* _Challenge_
Extract all lines from the data beneath that include the word "Sliding".

Saved data entries:
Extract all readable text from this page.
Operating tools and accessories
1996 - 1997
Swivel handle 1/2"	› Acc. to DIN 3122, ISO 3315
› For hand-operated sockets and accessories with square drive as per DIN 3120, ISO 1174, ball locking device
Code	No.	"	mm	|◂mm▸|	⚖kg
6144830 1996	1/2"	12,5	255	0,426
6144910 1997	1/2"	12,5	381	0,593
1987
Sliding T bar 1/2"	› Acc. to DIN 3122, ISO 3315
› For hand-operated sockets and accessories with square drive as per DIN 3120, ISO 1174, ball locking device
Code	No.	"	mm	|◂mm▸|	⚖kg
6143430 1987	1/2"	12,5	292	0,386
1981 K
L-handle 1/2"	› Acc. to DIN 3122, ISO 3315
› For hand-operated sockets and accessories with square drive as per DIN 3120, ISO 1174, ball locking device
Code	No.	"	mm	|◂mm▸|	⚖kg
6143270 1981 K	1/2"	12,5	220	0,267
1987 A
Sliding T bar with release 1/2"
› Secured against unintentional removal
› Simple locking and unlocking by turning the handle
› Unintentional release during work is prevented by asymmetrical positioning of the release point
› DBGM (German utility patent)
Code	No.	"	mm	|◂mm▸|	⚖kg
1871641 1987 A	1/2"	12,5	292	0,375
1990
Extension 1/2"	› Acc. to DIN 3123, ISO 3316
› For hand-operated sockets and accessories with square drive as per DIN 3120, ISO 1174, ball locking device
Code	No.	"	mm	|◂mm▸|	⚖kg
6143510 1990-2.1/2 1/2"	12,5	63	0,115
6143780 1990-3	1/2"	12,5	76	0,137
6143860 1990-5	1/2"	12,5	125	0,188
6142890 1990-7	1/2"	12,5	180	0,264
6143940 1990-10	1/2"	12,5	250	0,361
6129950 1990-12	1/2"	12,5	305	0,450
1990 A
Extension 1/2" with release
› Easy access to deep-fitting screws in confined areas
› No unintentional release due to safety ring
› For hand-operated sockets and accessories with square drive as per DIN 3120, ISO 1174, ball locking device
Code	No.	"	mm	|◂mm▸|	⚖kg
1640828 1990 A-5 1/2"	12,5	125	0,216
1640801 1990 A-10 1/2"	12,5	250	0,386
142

* _Result of this exercise_
Sliding T bar 1/2"	› Acc. to DIN 3122, ISO 3315
Sliding T bar with release 1/2"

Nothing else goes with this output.